Some records

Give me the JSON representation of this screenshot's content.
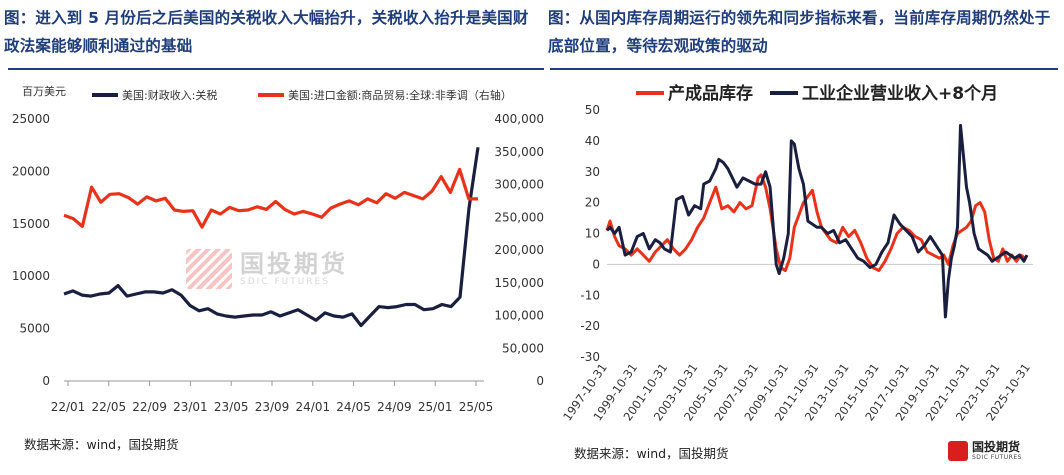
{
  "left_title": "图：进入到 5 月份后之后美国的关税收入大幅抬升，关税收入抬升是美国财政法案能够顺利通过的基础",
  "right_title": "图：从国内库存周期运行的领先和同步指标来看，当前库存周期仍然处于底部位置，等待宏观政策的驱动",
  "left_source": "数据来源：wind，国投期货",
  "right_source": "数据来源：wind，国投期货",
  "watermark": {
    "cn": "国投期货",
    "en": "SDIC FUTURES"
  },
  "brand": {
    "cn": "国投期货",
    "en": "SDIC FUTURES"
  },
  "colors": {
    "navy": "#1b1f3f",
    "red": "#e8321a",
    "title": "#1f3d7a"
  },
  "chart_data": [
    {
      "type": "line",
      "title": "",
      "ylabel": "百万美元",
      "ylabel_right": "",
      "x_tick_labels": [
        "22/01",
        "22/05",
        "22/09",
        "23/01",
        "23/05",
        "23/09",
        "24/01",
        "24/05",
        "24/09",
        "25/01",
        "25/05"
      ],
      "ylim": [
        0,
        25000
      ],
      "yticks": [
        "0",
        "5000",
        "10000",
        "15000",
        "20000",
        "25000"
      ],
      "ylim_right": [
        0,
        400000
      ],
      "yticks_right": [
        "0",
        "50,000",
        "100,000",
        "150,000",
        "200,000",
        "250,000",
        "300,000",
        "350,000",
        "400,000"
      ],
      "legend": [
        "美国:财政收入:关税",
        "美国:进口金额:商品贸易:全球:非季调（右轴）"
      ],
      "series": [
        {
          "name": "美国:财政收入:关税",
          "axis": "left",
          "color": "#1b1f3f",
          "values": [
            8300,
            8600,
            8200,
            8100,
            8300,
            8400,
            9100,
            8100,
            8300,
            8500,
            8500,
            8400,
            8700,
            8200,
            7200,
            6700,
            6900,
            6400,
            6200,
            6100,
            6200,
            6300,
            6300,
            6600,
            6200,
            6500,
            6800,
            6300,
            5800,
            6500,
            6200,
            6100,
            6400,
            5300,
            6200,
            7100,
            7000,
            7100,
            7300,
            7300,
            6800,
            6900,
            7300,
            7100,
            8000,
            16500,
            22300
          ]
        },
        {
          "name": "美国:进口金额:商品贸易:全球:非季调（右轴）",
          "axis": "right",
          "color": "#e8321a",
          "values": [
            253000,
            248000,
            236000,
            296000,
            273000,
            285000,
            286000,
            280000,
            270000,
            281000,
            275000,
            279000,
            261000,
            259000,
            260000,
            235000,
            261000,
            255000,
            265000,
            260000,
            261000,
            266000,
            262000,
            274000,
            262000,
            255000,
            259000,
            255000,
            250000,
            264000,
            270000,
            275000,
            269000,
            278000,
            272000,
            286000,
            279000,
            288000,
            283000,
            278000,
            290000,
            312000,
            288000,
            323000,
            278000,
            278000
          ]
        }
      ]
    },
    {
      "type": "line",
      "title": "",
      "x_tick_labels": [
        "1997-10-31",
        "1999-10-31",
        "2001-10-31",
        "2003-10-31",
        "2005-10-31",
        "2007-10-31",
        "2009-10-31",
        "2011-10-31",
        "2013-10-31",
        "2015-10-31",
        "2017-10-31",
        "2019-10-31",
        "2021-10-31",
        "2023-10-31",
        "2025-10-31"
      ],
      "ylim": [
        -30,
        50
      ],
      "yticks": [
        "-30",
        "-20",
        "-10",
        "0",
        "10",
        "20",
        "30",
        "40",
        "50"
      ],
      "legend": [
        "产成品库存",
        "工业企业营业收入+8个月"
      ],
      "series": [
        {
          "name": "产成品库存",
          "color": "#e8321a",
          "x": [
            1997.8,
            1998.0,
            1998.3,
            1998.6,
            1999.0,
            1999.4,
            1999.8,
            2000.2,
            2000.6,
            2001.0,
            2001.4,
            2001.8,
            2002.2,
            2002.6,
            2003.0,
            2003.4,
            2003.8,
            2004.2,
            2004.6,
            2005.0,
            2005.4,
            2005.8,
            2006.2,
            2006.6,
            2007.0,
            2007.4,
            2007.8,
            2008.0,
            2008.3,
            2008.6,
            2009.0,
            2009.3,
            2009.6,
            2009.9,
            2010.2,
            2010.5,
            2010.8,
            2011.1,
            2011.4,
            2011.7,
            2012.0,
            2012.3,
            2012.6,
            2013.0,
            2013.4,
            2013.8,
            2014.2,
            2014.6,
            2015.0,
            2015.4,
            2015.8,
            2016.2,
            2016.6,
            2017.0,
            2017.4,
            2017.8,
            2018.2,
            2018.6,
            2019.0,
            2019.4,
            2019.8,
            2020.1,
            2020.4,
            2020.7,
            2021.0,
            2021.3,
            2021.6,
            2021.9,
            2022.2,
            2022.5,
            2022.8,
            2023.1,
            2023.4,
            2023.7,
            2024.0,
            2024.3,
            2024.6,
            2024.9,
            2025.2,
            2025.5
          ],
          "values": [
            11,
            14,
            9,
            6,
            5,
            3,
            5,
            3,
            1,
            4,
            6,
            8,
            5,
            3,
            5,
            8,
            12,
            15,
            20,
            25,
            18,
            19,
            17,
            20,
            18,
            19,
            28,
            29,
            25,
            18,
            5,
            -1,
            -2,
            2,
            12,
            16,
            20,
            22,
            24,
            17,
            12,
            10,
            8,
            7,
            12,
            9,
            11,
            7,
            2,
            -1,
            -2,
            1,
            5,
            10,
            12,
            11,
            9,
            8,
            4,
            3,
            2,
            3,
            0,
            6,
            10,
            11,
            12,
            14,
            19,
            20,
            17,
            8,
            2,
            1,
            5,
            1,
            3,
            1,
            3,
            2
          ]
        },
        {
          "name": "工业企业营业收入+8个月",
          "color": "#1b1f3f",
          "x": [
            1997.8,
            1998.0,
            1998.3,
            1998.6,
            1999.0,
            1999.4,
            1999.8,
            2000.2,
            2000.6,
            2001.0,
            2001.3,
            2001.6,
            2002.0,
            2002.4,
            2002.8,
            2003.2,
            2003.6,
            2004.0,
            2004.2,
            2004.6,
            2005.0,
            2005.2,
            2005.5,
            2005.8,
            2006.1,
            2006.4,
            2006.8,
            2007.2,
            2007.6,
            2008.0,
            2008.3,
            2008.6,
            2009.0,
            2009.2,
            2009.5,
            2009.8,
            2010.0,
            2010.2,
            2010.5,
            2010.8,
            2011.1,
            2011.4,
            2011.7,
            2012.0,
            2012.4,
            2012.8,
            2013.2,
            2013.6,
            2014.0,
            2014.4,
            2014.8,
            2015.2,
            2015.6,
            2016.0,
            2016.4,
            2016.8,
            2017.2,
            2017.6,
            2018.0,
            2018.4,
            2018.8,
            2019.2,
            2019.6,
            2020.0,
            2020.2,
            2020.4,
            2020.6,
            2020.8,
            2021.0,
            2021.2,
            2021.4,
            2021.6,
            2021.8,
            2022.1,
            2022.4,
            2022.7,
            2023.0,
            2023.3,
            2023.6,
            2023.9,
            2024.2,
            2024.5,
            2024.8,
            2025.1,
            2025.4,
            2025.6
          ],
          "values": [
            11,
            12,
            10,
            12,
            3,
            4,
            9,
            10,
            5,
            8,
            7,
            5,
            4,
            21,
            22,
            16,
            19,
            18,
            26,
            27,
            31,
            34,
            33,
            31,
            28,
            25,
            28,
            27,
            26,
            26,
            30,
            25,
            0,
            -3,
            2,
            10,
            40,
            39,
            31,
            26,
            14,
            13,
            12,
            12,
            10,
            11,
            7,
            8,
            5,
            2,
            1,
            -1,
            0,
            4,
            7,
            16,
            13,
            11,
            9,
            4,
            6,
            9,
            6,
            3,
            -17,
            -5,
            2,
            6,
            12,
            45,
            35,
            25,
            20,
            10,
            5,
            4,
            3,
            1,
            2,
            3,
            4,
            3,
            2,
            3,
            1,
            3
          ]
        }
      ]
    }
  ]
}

### Short exercise
State only the count of lines above that hold the string "数据来源".

### Response below
2